START

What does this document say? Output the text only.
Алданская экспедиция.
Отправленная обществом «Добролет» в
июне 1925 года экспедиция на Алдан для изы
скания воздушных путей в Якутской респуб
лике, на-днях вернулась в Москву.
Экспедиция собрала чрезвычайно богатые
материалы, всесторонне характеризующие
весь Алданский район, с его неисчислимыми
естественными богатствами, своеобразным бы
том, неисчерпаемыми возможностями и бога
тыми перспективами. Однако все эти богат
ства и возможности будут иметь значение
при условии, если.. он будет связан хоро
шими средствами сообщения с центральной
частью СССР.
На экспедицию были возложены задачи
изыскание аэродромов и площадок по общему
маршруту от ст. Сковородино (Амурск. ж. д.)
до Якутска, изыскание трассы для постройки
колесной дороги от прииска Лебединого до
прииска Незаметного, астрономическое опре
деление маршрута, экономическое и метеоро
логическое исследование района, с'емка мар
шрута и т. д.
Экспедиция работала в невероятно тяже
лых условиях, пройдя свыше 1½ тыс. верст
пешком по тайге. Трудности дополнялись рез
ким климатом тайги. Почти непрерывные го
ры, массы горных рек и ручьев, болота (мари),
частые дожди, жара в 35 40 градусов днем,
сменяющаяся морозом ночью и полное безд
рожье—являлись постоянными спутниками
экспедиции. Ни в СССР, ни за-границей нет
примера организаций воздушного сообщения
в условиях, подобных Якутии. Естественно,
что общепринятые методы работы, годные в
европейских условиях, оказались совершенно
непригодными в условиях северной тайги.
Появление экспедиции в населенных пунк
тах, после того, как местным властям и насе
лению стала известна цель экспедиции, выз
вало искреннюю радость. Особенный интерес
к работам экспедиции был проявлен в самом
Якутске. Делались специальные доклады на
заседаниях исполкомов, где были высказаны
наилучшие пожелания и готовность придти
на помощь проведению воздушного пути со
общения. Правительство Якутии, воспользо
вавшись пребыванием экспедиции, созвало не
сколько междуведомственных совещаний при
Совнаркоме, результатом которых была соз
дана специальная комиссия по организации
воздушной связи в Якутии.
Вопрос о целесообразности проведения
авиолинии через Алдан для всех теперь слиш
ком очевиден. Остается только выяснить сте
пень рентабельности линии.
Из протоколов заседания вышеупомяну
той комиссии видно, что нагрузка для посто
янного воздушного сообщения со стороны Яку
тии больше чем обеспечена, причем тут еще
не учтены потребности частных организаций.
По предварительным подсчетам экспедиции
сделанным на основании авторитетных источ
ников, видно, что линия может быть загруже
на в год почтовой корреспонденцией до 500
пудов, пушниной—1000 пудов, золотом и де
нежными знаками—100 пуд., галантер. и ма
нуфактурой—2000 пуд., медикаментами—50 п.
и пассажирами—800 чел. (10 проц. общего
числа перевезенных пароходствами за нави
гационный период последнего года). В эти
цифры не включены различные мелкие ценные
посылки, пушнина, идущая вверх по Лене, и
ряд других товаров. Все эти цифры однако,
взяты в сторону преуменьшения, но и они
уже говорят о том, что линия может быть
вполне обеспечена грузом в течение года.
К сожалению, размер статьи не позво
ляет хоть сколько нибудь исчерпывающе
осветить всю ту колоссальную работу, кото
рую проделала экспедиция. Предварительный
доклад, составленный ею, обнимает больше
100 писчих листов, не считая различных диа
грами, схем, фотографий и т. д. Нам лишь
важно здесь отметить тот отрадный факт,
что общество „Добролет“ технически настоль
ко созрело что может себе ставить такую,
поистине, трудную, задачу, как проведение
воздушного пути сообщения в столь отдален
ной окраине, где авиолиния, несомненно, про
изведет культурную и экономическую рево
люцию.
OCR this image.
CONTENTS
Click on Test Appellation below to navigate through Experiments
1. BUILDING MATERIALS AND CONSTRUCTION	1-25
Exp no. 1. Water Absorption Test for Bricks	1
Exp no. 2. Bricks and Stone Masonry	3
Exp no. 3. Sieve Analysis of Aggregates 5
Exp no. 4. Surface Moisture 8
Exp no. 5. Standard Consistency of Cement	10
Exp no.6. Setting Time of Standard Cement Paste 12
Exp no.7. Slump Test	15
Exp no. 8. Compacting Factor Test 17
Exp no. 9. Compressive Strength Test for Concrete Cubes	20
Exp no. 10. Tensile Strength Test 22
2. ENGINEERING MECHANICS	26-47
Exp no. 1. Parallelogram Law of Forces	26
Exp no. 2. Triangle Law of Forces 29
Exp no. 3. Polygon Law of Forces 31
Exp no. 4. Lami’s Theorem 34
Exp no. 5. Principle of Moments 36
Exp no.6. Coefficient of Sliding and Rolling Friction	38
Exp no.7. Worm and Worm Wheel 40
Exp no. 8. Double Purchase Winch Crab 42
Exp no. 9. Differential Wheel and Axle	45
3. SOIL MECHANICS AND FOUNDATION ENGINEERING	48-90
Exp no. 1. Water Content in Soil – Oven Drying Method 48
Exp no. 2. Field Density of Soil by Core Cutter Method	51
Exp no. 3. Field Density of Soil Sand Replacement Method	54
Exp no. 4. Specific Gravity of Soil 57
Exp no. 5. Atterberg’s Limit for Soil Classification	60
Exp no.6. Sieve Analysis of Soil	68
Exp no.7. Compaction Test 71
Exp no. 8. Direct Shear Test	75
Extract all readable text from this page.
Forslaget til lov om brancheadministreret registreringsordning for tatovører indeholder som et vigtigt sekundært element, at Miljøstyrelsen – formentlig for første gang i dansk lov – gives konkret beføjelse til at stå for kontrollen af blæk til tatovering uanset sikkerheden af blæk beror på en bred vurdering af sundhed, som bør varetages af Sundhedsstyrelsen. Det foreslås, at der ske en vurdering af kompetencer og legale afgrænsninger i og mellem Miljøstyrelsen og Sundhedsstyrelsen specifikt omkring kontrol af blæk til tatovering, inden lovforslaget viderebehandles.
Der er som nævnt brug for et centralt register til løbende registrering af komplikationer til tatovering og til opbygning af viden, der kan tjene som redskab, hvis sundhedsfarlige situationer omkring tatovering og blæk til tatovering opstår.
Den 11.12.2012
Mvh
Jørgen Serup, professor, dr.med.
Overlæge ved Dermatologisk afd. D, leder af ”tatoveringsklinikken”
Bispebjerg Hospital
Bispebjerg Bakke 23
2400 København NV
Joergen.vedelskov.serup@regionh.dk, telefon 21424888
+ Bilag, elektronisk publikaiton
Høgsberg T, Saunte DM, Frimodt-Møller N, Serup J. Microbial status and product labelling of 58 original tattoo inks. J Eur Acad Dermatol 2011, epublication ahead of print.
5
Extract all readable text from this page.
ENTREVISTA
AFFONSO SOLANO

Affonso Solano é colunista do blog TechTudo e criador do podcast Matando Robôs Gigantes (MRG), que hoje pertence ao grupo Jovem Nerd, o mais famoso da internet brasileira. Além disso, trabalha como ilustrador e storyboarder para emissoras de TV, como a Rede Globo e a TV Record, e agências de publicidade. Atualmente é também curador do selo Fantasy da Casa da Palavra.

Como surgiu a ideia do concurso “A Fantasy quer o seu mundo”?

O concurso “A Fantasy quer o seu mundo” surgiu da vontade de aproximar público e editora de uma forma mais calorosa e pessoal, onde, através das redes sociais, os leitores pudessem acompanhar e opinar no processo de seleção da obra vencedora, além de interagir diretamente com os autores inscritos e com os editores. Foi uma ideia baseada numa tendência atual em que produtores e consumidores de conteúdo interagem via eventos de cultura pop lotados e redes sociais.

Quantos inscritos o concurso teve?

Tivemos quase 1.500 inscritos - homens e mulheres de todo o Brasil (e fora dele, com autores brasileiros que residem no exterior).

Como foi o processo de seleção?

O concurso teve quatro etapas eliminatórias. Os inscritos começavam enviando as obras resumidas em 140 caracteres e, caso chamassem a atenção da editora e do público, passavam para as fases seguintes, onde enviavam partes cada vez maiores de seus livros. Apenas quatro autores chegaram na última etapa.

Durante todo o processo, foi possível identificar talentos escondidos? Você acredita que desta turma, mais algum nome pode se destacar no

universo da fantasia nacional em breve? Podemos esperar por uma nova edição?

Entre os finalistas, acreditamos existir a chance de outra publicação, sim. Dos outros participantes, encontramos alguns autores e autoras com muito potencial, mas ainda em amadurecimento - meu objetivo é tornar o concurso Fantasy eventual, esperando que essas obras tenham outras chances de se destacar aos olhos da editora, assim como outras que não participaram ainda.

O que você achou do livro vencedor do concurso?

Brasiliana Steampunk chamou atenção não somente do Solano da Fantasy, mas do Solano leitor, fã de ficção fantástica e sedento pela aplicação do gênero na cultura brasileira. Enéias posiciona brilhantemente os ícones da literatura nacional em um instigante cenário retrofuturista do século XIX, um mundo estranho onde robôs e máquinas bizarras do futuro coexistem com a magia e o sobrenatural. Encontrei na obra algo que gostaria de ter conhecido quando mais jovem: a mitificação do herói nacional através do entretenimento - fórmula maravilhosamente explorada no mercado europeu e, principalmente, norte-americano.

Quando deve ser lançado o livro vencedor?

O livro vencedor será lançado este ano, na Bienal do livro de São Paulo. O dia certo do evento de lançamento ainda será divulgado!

END

_Goal of the exercise_.
Establish how many lines of the material above hold the word "воздушного". Nothing but the count should be returned.

_Result of the exercise_.
4